__Do this__
Read through the data and report every line in which the word "THROW" occurs.
** Start Dataset records **
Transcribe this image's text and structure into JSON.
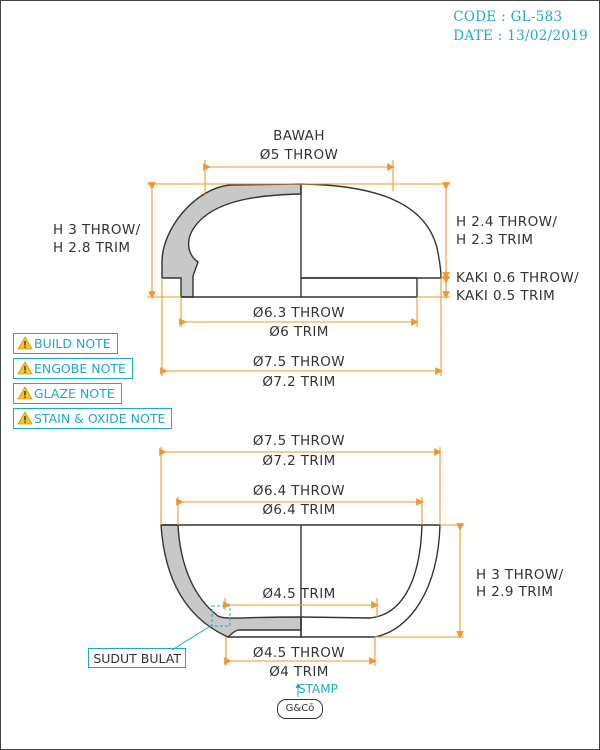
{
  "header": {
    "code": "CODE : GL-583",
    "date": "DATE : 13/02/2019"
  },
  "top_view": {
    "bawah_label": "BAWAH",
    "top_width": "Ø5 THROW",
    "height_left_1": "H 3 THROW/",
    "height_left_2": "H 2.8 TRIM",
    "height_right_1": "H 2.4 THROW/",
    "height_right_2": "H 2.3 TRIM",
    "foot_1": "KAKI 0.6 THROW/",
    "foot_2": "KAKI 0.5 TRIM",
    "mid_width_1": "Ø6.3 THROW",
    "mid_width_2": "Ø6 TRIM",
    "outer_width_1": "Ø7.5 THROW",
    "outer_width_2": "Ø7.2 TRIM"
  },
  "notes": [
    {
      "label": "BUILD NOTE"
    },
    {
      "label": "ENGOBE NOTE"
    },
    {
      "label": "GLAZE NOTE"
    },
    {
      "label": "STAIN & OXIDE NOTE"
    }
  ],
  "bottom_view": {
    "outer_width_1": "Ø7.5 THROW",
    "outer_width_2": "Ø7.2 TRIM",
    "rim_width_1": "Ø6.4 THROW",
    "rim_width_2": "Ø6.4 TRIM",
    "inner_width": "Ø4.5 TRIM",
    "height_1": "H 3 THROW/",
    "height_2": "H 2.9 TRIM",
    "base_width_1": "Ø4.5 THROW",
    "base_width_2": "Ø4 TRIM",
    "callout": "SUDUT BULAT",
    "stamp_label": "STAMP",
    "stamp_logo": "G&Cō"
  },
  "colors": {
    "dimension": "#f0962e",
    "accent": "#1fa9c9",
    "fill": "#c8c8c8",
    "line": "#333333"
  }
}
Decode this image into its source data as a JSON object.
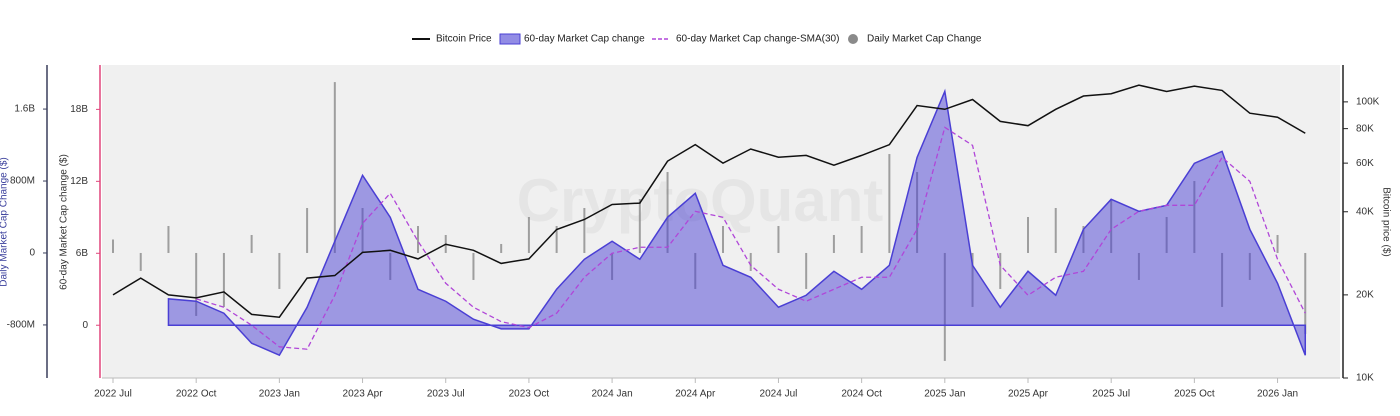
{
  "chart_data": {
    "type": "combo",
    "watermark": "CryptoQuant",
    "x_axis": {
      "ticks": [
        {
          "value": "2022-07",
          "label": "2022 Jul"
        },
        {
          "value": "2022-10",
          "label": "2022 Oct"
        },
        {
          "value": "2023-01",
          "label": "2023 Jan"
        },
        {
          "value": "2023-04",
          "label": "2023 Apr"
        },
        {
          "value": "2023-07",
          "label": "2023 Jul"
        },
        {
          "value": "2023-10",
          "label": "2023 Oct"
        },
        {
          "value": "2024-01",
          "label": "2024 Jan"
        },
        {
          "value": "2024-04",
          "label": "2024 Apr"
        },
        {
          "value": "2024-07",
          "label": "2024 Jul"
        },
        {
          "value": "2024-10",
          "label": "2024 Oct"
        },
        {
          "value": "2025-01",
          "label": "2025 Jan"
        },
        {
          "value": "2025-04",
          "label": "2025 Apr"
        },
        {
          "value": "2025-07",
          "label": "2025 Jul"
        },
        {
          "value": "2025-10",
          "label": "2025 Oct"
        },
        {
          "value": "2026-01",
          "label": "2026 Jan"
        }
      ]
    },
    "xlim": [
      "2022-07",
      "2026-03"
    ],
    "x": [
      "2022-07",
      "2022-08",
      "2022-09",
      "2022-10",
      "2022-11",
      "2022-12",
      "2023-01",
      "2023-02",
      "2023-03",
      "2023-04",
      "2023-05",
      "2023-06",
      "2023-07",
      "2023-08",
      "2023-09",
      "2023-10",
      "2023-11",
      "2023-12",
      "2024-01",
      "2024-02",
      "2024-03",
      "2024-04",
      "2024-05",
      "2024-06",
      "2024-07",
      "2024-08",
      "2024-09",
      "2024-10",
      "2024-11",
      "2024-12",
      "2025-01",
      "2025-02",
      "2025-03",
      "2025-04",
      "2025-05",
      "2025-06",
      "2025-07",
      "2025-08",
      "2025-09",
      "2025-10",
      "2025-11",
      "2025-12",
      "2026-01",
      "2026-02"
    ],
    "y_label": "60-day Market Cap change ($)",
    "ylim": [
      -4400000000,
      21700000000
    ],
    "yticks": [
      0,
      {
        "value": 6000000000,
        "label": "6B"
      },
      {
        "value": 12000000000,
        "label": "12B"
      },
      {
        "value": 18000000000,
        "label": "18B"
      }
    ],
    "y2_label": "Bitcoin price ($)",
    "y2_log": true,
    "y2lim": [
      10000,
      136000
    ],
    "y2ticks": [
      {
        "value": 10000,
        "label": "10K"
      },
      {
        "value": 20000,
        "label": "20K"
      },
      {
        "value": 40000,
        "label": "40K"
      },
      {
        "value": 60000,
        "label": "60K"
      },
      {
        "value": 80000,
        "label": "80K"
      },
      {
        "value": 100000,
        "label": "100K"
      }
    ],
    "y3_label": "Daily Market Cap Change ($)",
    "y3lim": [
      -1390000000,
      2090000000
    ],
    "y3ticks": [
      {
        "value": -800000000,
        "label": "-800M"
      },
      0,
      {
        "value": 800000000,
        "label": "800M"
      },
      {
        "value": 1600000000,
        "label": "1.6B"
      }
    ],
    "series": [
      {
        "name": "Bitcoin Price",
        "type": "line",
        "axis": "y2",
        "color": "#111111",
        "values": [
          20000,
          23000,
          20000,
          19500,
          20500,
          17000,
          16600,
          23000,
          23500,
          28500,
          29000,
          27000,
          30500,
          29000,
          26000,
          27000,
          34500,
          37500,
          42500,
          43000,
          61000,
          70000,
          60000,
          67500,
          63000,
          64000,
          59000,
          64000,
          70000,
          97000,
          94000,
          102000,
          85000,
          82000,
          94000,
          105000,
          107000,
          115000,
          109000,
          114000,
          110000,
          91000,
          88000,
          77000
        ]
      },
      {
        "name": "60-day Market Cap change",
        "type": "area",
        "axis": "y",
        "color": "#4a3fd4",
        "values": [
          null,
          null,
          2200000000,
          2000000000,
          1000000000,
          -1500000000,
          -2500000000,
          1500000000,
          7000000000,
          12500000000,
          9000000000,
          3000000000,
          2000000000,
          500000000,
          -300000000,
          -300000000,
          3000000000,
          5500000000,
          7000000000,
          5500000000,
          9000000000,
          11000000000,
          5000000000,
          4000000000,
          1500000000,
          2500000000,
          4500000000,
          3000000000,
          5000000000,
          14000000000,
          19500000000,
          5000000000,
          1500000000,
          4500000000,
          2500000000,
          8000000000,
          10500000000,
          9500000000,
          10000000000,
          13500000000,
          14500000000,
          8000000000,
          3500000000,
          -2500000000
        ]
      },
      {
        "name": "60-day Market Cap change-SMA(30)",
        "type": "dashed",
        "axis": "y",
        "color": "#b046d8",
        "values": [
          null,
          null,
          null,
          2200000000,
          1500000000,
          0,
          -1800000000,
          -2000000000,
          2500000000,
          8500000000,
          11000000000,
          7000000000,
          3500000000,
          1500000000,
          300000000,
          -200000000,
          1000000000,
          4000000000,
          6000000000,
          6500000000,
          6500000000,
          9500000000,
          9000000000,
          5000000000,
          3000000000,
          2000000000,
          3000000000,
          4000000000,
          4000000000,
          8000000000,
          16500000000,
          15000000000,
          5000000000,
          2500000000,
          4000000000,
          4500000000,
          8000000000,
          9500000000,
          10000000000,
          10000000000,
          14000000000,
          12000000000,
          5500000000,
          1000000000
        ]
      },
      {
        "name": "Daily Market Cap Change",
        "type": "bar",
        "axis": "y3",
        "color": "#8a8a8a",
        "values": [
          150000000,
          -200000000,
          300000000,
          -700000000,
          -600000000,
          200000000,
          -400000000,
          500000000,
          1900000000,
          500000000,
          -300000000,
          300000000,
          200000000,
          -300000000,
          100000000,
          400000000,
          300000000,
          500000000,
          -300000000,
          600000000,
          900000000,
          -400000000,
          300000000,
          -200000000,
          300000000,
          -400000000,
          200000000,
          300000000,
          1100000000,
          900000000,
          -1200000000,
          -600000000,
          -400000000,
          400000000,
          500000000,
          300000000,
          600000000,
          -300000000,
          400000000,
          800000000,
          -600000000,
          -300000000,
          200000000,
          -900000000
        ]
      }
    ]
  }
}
** End Dataset records **
** Start Dataset records **
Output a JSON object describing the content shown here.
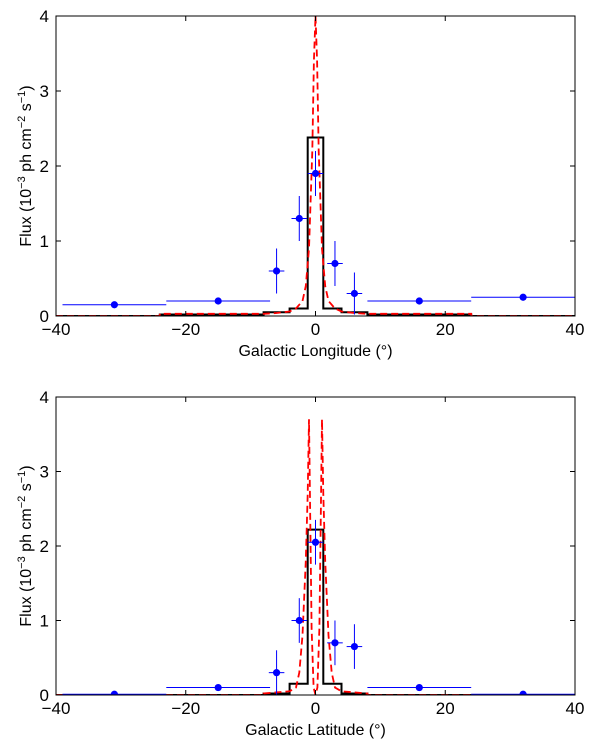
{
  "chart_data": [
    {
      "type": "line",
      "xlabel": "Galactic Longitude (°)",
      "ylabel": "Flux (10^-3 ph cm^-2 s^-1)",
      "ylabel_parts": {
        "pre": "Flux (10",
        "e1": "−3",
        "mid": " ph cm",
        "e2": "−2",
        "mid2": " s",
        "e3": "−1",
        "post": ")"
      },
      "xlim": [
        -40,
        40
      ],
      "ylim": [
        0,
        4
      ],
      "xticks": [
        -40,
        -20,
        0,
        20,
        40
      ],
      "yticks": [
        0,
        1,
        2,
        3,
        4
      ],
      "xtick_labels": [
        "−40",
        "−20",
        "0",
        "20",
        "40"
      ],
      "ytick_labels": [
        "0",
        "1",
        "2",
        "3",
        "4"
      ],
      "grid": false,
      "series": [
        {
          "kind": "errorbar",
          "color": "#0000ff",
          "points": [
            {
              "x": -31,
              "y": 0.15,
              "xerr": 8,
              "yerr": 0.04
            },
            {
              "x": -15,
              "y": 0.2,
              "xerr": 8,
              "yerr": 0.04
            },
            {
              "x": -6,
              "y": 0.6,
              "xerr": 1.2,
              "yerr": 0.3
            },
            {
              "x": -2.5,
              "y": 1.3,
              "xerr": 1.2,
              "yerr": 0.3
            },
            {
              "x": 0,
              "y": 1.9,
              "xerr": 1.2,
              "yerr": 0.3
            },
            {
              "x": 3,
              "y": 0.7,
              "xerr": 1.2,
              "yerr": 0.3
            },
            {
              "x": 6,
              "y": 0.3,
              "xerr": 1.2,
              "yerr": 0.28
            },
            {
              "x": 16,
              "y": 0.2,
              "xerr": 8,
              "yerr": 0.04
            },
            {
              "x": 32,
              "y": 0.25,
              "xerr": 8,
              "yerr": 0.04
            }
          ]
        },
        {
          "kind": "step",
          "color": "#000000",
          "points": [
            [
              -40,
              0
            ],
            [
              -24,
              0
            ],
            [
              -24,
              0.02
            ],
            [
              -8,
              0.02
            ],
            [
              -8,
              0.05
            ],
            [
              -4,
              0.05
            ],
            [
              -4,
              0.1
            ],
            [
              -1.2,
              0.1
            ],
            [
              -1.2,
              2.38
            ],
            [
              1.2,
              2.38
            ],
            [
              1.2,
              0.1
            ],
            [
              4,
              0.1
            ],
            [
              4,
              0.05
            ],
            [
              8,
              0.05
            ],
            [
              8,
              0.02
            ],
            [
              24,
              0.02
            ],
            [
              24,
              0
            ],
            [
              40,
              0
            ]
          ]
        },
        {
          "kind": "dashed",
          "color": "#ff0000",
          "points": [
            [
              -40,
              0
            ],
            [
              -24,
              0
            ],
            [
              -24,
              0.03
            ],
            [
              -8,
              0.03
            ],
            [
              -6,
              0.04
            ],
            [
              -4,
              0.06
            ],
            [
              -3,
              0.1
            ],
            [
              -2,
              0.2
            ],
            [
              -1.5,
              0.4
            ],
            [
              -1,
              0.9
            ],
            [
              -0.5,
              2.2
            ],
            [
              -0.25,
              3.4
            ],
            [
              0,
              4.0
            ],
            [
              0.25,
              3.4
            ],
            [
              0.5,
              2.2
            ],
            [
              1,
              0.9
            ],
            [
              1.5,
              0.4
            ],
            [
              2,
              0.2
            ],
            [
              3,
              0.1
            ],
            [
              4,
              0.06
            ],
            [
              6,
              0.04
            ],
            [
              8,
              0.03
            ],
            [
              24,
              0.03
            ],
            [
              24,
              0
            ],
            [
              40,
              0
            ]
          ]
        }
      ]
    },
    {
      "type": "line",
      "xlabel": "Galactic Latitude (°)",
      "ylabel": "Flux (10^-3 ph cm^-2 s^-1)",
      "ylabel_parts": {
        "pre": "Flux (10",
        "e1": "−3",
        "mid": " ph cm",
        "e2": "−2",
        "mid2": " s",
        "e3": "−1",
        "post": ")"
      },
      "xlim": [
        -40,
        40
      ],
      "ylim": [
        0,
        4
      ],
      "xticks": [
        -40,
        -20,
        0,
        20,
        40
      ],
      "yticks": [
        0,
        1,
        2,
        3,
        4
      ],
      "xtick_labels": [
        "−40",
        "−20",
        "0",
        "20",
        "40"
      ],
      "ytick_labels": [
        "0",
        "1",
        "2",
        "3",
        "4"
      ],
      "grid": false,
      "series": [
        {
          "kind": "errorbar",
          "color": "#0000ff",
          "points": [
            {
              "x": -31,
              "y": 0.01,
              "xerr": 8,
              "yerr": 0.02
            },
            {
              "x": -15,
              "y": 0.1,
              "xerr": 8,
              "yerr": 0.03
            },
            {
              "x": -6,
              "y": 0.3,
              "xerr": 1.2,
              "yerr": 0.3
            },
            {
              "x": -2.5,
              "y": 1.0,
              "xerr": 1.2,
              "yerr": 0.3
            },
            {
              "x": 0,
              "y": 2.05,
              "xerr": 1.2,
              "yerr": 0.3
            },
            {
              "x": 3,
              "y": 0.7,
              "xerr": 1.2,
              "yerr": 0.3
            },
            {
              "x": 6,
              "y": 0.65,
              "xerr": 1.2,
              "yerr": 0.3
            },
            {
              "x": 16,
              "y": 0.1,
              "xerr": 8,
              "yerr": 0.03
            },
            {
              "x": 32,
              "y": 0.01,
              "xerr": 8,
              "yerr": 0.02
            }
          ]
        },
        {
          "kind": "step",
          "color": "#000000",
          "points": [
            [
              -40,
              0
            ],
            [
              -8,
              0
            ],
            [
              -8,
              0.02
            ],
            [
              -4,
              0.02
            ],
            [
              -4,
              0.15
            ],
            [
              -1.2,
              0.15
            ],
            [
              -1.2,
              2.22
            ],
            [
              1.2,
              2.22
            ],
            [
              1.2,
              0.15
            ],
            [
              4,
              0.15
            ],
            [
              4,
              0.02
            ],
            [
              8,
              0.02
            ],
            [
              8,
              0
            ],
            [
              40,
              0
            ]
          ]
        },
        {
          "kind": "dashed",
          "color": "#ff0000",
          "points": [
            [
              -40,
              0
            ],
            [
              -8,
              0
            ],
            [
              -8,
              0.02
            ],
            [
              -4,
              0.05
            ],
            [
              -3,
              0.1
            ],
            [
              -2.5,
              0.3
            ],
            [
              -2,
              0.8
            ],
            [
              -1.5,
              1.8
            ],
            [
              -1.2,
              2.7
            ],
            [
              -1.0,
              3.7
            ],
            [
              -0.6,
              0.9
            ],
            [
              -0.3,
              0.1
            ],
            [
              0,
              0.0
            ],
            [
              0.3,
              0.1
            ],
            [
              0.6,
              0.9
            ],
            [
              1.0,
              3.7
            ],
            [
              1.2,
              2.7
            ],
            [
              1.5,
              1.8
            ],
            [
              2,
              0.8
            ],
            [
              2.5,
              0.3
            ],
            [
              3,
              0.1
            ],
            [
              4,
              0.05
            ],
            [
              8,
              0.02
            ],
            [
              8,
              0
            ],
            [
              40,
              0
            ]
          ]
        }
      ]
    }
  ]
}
** End Dataset records **
__Answer to this exercise__
    "top_width": "Ø5 THROW",
    "height_left_1": "H 3 THROW/",
    "height_right_1": "H 2.4 THROW/",
    "foot_1": "KAKI 0.6 THROW/",
    "mid_width_1": "Ø6.3 THROW",
    "outer_width_1": "Ø7.5 THROW",
    "outer_width_1": "Ø7.5 THROW",
    "rim_width_1": "Ø6.4 THROW",
    "height_1": "H 3 THROW/",
    "base_width_1": "Ø4.5 THROW",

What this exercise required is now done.